Goal:
For the copy, please give all of the data again exactly and leave the pictures out.

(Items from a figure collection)
^^^^
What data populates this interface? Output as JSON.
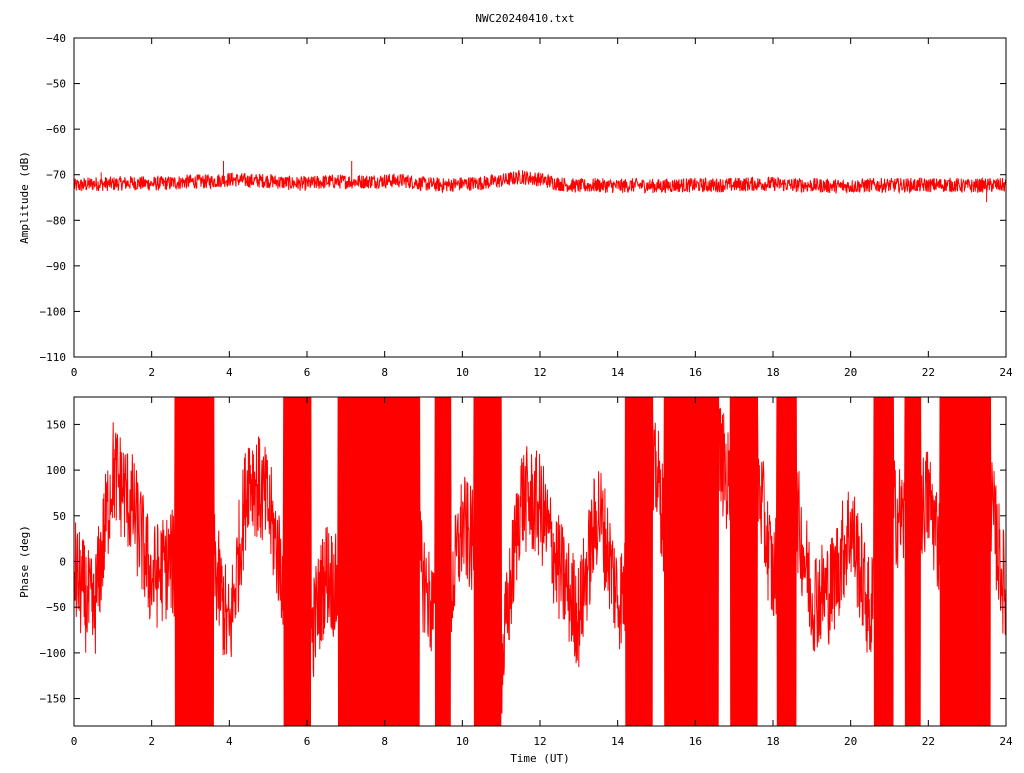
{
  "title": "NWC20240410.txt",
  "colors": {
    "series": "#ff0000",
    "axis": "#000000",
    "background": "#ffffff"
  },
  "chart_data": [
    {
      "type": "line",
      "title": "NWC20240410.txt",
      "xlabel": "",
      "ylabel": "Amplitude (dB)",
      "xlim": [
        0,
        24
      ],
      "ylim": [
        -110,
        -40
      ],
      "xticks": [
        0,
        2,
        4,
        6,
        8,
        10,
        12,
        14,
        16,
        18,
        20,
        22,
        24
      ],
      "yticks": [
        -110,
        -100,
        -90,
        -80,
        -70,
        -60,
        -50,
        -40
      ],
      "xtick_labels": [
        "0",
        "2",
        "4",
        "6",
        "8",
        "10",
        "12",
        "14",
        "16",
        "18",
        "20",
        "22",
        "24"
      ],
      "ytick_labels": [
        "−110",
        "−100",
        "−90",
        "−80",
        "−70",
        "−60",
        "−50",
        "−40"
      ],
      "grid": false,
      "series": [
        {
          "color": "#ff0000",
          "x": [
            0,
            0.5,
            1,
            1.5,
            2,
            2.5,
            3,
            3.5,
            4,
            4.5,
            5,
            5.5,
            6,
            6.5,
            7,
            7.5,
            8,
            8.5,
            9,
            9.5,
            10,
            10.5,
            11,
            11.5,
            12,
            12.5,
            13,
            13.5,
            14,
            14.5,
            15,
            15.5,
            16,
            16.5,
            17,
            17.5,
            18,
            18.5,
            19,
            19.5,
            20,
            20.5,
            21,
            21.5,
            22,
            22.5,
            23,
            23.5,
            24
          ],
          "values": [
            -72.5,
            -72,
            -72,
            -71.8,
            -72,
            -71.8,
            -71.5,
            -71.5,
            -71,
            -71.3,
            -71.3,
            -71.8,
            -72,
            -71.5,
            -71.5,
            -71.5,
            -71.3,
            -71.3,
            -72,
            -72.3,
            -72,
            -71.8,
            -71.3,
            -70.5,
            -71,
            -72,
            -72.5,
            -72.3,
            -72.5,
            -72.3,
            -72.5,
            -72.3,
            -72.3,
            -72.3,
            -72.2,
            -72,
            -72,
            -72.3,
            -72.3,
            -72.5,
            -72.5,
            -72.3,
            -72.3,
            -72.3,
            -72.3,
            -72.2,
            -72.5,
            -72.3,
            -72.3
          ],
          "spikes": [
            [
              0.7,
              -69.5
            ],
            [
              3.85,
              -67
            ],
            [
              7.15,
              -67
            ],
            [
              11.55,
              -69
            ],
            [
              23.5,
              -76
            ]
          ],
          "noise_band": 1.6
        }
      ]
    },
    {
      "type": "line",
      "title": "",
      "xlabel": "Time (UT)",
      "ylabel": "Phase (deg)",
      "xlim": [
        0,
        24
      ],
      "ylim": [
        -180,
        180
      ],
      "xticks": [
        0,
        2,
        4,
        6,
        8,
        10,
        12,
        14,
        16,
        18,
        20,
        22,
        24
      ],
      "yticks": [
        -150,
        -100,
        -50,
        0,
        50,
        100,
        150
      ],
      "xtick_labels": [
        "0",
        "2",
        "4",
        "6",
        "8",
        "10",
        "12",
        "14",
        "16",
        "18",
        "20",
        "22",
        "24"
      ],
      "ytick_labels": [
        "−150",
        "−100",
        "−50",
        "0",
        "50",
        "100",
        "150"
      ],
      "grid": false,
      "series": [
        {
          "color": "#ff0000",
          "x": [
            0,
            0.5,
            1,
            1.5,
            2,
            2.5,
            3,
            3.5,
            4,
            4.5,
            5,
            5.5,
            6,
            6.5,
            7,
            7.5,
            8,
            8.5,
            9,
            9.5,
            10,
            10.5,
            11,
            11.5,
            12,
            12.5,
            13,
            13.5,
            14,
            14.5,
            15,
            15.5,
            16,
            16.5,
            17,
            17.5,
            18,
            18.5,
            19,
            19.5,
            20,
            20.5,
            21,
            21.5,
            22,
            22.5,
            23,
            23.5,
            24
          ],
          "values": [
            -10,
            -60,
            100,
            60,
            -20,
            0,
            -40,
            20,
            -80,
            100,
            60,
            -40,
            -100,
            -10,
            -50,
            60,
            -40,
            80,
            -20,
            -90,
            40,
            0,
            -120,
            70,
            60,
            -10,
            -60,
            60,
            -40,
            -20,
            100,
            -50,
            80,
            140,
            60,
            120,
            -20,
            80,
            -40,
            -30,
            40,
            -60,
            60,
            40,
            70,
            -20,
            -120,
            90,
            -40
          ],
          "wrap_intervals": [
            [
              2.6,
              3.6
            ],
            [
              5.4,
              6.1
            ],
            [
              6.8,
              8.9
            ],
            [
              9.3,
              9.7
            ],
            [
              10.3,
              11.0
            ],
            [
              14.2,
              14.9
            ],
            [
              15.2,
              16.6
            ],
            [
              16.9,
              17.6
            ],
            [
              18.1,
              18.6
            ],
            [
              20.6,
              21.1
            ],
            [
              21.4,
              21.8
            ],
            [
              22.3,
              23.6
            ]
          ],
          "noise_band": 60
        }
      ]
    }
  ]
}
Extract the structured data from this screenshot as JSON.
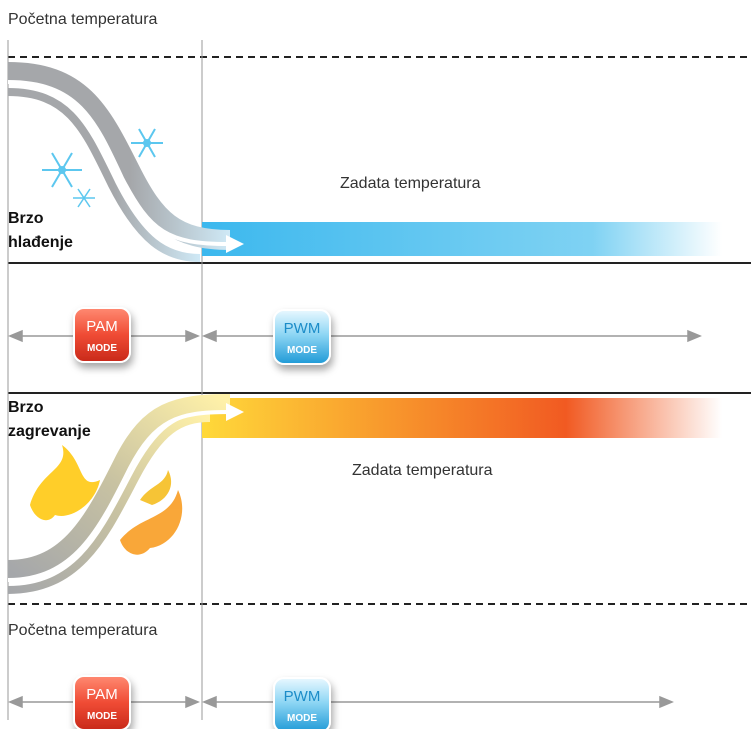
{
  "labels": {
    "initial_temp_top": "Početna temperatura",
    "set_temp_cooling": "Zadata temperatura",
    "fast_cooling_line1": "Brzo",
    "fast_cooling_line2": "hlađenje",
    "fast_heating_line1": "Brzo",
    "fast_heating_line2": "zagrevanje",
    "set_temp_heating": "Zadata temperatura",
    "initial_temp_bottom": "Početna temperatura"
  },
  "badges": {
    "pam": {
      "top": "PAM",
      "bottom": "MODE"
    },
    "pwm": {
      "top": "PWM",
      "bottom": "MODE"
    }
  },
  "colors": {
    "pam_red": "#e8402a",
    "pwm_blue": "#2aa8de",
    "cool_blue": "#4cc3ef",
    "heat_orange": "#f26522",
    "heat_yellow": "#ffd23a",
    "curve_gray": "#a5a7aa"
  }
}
^^^^
In response:
What data populates this interface? Output as JSON.
{
  "title": "NWC20240410.txt",
  "colors": {
    "series": "#ff0000",
    "axis": "#000000",
    "background": "#ffffff"
  },
  "chart_data": [
    {
      "type": "line",
      "title": "NWC20240410.txt",
      "xlabel": "",
      "ylabel": "Amplitude (dB)",
      "xlim": [
        0,
        24
      ],
      "ylim": [
        -110,
        -40
      ],
      "xticks": [
        0,
        2,
        4,
        6,
        8,
        10,
        12,
        14,
        16,
        18,
        20,
        22,
        24
      ],
      "yticks": [
        -110,
        -100,
        -90,
        -80,
        -70,
        -60,
        -50,
        -40
      ],
      "xtick_labels": [
        "0",
        "2",
        "4",
        "6",
        "8",
        "10",
        "12",
        "14",
        "16",
        "18",
        "20",
        "22",
        "24"
      ],
      "ytick_labels": [
        "−110",
        "−100",
        "−90",
        "−80",
        "−70",
        "−60",
        "−50",
        "−40"
      ],
      "grid": false,
      "series": [
        {
          "color": "#ff0000",
          "x": [
            0,
            0.5,
            1,
            1.5,
            2,
            2.5,
            3,
            3.5,
            4,
            4.5,
            5,
            5.5,
            6,
            6.5,
            7,
            7.5,
            8,
            8.5,
            9,
            9.5,
            10,
            10.5,
            11,
            11.5,
            12,
            12.5,
            13,
            13.5,
            14,
            14.5,
            15,
            15.5,
            16,
            16.5,
            17,
            17.5,
            18,
            18.5,
            19,
            19.5,
            20,
            20.5,
            21,
            21.5,
            22,
            22.5,
            23,
            23.5,
            24
          ],
          "values": [
            -72.5,
            -72,
            -72,
            -71.8,
            -72,
            -71.8,
            -71.5,
            -71.5,
            -71,
            -71.3,
            -71.3,
            -71.8,
            -72,
            -71.5,
            -71.5,
            -71.5,
            -71.3,
            -71.3,
            -72,
            -72.3,
            -72,
            -71.8,
            -71.3,
            -70.5,
            -71,
            -72,
            -72.5,
            -72.3,
            -72.5,
            -72.3,
            -72.5,
            -72.3,
            -72.3,
            -72.3,
            -72.2,
            -72,
            -72,
            -72.3,
            -72.3,
            -72.5,
            -72.5,
            -72.3,
            -72.3,
            -72.3,
            -72.3,
            -72.2,
            -72.5,
            -72.3,
            -72.3
          ],
          "spikes": [
            [
              0.7,
              -69.5
            ],
            [
              3.85,
              -67
            ],
            [
              7.15,
              -67
            ],
            [
              11.55,
              -69
            ],
            [
              23.5,
              -76
            ]
          ],
          "noise_band": 1.6
        }
      ]
    },
    {
      "type": "line",
      "title": "",
      "xlabel": "Time (UT)",
      "ylabel": "Phase (deg)",
      "xlim": [
        0,
        24
      ],
      "ylim": [
        -180,
        180
      ],
      "xticks": [
        0,
        2,
        4,
        6,
        8,
        10,
        12,
        14,
        16,
        18,
        20,
        22,
        24
      ],
      "yticks": [
        -150,
        -100,
        -50,
        0,
        50,
        100,
        150
      ],
      "xtick_labels": [
        "0",
        "2",
        "4",
        "6",
        "8",
        "10",
        "12",
        "14",
        "16",
        "18",
        "20",
        "22",
        "24"
      ],
      "ytick_labels": [
        "−150",
        "−100",
        "−50",
        "0",
        "50",
        "100",
        "150"
      ],
      "grid": false,
      "series": [
        {
          "color": "#ff0000",
          "x": [
            0,
            0.5,
            1,
            1.5,
            2,
            2.5,
            3,
            3.5,
            4,
            4.5,
            5,
            5.5,
            6,
            6.5,
            7,
            7.5,
            8,
            8.5,
            9,
            9.5,
            10,
            10.5,
            11,
            11.5,
            12,
            12.5,
            13,
            13.5,
            14,
            14.5,
            15,
            15.5,
            16,
            16.5,
            17,
            17.5,
            18,
            18.5,
            19,
            19.5,
            20,
            20.5,
            21,
            21.5,
            22,
            22.5,
            23,
            23.5,
            24
          ],
          "values": [
            -10,
            -60,
            100,
            60,
            -20,
            0,
            -40,
            20,
            -80,
            100,
            60,
            -40,
            -100,
            -10,
            -50,
            60,
            -40,
            80,
            -20,
            -90,
            40,
            0,
            -120,
            70,
            60,
            -10,
            -60,
            60,
            -40,
            -20,
            100,
            -50,
            80,
            140,
            60,
            120,
            -20,
            80,
            -40,
            -30,
            40,
            -60,
            60,
            40,
            70,
            -20,
            -120,
            90,
            -40
          ],
          "wrap_intervals": [
            [
              2.6,
              3.6
            ],
            [
              5.4,
              6.1
            ],
            [
              6.8,
              8.9
            ],
            [
              9.3,
              9.7
            ],
            [
              10.3,
              11.0
            ],
            [
              14.2,
              14.9
            ],
            [
              15.2,
              16.6
            ],
            [
              16.9,
              17.6
            ],
            [
              18.1,
              18.6
            ],
            [
              20.6,
              21.1
            ],
            [
              21.4,
              21.8
            ],
            [
              22.3,
              23.6
            ]
          ],
          "noise_band": 60
        }
      ]
    }
  ]
}
Extract the structured data from this screenshot as JSON.
{
  "labels": {
    "initial_temp_top": "Početna temperatura",
    "set_temp_cooling": "Zadata temperatura",
    "fast_cooling_line1": "Brzo",
    "fast_cooling_line2": "hlađenje",
    "fast_heating_line1": "Brzo",
    "fast_heating_line2": "zagrevanje",
    "set_temp_heating": "Zadata temperatura",
    "initial_temp_bottom": "Početna temperatura"
  },
  "badges": {
    "pam": {
      "top": "PAM",
      "bottom": "MODE"
    },
    "pwm": {
      "top": "PWM",
      "bottom": "MODE"
    }
  },
  "colors": {
    "pam_red": "#e8402a",
    "pwm_blue": "#2aa8de",
    "cool_blue": "#4cc3ef",
    "heat_orange": "#f26522",
    "heat_yellow": "#ffd23a",
    "curve_gray": "#a5a7aa"
  }
}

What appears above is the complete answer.